**Work to complete:**
Return the whole listing, keeping every character the same.

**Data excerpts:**
Begin

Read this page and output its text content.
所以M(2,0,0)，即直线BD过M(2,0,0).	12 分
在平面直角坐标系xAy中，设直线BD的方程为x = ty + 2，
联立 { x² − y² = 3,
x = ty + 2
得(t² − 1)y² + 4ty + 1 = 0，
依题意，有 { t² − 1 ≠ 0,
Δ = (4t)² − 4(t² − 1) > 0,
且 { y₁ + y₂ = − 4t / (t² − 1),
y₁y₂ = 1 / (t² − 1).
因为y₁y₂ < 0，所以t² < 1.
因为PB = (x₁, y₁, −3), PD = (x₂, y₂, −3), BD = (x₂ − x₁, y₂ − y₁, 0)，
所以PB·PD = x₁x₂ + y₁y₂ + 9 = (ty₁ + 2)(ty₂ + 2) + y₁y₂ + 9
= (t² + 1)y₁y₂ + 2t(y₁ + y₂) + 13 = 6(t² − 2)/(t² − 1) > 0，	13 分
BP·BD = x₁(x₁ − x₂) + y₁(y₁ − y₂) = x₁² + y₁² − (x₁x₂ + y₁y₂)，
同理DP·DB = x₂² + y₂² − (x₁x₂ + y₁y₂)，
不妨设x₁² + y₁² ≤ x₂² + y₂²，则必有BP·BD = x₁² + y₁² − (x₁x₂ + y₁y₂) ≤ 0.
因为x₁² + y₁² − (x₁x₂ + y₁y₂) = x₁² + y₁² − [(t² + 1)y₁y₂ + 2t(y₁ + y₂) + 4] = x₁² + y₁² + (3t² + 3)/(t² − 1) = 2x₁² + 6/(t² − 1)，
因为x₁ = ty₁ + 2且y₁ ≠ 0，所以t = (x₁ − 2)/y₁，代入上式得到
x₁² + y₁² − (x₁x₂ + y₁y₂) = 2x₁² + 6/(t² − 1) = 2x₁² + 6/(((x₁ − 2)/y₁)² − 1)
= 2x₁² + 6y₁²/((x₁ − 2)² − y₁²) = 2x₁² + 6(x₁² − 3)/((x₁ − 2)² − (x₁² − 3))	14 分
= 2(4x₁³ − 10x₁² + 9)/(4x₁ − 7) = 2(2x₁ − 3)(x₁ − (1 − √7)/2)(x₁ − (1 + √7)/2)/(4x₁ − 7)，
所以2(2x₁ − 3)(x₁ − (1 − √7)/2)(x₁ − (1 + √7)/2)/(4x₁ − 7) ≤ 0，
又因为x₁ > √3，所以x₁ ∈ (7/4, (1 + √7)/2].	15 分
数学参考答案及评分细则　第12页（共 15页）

End

**Response:**
Read this page and output its text content.
所以M(2,0,0)，即直线BD过M(2,0,0).	12 分
在平面直角坐标系xAy中，设直线BD的方程为x = ty + 2，
联立 { x² − y² = 3,
x = ty + 2
得(t² − 1)y² + 4ty + 1 = 0，
依题意，有 { t² − 1 ≠ 0,
Δ = (4t)² − 4(t² − 1) > 0,
且 { y₁ + y₂ = − 4t / (t² − 1),
y₁y₂ = 1 / (t² − 1).
因为y₁y₂ < 0，所以t² < 1.
因为PB = (x₁, y₁, −3), PD = (x₂, y₂, −3), BD = (x₂ − x₁, y₂ − y₁, 0)，
所以PB·PD = x₁x₂ + y₁y₂ + 9 = (ty₁ + 2)(ty₂ + 2) + y₁y₂ + 9
= (t² + 1)y₁y₂ + 2t(y₁ + y₂) + 13 = 6(t² − 2)/(t² − 1) > 0，	13 分
BP·BD = x₁(x₁ − x₂) + y₁(y₁ − y₂) = x₁² + y₁² − (x₁x₂ + y₁y₂)，
同理DP·DB = x₂² + y₂² − (x₁x₂ + y₁y₂)，
不妨设x₁² + y₁² ≤ x₂² + y₂²，则必有BP·BD = x₁² + y₁² − (x₁x₂ + y₁y₂) ≤ 0.
因为x₁² + y₁² − (x₁x₂ + y₁y₂) = x₁² + y₁² − [(t² + 1)y₁y₂ + 2t(y₁ + y₂) + 4] = x₁² + y₁² + (3t² + 3)/(t² − 1) = 2x₁² + 6/(t² − 1)，
因为x₁ = ty₁ + 2且y₁ ≠ 0，所以t = (x₁ − 2)/y₁，代入上式得到
x₁² + y₁² − (x₁x₂ + y₁y₂) = 2x₁² + 6/(t² − 1) = 2x₁² + 6/(((x₁ − 2)/y₁)² − 1)
= 2x₁² + 6y₁²/((x₁ − 2)² − y₁²) = 2x₁² + 6(x₁² − 3)/((x₁ − 2)² − (x₁² − 3))	14 分
= 2(4x₁³ − 10x₁² + 9)/(4x₁ − 7) = 2(2x₁ − 3)(x₁ − (1 − √7)/2)(x₁ − (1 + √7)/2)/(4x₁ − 7)，
所以2(2x₁ − 3)(x₁ − (1 − √7)/2)(x₁ − (1 + √7)/2)/(4x₁ − 7) ≤ 0，
又因为x₁ > √3，所以x₁ ∈ (7/4, (1 + √7)/2].	15 分
数学参考答案及评分细则　第12页（共 15页）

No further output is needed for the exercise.